▶ [Exercise] Copy out each line containing "tube" from the entries below.

* begin Working data *

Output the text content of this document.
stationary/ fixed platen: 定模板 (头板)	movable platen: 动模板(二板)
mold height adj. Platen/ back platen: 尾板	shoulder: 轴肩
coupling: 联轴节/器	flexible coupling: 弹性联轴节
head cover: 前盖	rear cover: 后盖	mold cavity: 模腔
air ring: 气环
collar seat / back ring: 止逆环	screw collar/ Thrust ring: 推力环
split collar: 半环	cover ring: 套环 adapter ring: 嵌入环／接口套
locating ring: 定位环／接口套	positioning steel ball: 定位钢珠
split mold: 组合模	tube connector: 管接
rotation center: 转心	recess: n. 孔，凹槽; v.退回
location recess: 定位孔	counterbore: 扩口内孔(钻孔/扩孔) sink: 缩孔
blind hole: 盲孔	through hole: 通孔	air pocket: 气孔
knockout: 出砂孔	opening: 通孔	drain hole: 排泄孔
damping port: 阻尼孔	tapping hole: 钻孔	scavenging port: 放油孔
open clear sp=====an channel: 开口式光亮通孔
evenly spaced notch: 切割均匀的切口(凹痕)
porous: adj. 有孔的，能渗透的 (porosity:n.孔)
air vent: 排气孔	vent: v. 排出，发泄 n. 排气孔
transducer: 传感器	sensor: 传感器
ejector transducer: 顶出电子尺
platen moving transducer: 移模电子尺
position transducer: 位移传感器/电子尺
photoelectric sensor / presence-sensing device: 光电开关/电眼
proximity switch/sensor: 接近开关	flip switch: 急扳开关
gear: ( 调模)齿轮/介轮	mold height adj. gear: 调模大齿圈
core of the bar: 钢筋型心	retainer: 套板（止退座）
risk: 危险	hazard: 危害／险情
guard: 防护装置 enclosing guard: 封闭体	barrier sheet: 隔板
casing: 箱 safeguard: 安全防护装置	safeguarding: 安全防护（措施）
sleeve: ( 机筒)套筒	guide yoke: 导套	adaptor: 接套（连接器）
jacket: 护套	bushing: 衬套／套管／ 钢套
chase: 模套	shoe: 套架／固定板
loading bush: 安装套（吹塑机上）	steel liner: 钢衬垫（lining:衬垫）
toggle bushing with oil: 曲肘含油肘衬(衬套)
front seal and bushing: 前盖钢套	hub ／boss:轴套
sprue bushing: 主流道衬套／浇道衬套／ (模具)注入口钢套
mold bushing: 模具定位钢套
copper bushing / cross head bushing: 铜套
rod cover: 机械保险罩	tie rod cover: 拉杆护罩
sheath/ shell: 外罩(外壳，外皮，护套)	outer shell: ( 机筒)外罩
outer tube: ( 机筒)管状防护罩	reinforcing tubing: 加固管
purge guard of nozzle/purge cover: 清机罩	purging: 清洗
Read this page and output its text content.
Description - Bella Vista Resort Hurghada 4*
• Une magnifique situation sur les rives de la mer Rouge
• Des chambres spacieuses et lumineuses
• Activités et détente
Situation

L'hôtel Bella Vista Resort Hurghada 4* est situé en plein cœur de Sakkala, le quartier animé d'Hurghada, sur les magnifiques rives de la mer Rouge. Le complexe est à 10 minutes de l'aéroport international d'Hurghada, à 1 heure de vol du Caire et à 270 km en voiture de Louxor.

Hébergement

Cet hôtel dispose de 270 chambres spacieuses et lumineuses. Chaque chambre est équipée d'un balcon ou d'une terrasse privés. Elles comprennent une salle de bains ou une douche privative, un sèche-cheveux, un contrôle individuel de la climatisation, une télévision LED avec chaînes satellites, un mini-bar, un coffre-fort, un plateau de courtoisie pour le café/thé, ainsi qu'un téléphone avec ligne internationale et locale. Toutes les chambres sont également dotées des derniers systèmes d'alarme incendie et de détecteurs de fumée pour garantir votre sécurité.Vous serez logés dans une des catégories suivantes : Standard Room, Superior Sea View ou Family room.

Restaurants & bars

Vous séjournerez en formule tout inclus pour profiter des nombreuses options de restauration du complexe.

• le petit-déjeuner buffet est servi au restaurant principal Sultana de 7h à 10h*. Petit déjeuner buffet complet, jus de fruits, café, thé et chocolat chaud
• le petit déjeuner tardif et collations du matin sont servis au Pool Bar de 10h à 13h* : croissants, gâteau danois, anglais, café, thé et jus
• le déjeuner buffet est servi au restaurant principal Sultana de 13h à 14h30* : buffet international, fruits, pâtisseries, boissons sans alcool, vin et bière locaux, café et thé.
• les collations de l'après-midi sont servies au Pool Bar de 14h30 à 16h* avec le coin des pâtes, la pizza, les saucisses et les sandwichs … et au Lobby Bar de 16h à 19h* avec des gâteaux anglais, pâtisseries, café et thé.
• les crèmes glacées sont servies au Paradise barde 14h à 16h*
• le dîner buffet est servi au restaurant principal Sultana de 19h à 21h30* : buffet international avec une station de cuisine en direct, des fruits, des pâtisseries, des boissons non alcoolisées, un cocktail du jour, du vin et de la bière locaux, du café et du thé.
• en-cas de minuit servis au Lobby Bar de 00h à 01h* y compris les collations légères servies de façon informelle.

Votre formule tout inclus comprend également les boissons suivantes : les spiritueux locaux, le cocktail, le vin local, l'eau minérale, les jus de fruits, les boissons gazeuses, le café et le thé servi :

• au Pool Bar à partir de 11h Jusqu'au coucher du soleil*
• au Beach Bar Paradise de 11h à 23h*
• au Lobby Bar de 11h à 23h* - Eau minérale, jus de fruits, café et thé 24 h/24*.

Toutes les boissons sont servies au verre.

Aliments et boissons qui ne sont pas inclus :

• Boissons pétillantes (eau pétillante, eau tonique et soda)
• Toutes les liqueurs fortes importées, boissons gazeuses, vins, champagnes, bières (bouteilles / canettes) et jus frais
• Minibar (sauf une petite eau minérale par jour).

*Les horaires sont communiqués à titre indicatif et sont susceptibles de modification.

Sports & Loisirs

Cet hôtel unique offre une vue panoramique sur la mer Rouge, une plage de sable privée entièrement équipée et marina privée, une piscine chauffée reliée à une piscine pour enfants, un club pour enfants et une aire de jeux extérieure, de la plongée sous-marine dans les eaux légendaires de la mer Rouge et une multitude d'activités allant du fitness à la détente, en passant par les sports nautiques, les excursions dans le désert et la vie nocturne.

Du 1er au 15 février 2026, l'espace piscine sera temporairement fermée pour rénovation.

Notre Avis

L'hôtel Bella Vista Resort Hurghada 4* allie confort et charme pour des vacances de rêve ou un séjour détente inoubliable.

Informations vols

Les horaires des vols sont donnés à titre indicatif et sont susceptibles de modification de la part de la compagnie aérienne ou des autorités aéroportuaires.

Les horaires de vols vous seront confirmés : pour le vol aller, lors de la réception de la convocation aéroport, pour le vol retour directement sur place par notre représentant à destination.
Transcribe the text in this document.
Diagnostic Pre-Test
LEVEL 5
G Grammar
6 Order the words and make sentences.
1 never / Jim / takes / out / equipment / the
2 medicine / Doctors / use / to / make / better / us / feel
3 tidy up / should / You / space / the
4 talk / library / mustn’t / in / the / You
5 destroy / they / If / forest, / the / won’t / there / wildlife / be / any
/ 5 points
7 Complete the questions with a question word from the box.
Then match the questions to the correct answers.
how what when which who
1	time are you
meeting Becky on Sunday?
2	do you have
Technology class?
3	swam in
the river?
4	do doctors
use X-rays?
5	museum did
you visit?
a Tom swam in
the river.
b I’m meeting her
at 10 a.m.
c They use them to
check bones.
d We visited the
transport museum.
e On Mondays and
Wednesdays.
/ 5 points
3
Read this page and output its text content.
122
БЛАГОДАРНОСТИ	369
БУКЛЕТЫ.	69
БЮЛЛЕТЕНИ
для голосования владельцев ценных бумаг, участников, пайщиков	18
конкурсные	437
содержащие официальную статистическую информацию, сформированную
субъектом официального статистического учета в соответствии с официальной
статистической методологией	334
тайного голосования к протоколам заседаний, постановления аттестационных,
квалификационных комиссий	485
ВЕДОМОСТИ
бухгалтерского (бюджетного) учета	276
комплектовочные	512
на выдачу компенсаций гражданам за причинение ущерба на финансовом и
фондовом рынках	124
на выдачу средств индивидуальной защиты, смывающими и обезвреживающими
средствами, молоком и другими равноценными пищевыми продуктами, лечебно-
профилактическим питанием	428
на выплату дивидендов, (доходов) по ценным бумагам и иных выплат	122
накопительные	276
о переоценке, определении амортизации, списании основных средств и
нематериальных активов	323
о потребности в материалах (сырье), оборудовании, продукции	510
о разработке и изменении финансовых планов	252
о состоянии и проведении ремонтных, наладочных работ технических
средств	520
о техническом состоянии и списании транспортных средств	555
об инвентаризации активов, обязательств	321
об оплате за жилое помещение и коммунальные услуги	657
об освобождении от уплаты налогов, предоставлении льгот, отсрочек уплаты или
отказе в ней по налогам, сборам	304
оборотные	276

* end Working data *

▶ [Result for this task]
split mold: 组合模	tube connector: 管接
outer tube: ( 机筒)管状防护罩	reinforcing tubing: 加固管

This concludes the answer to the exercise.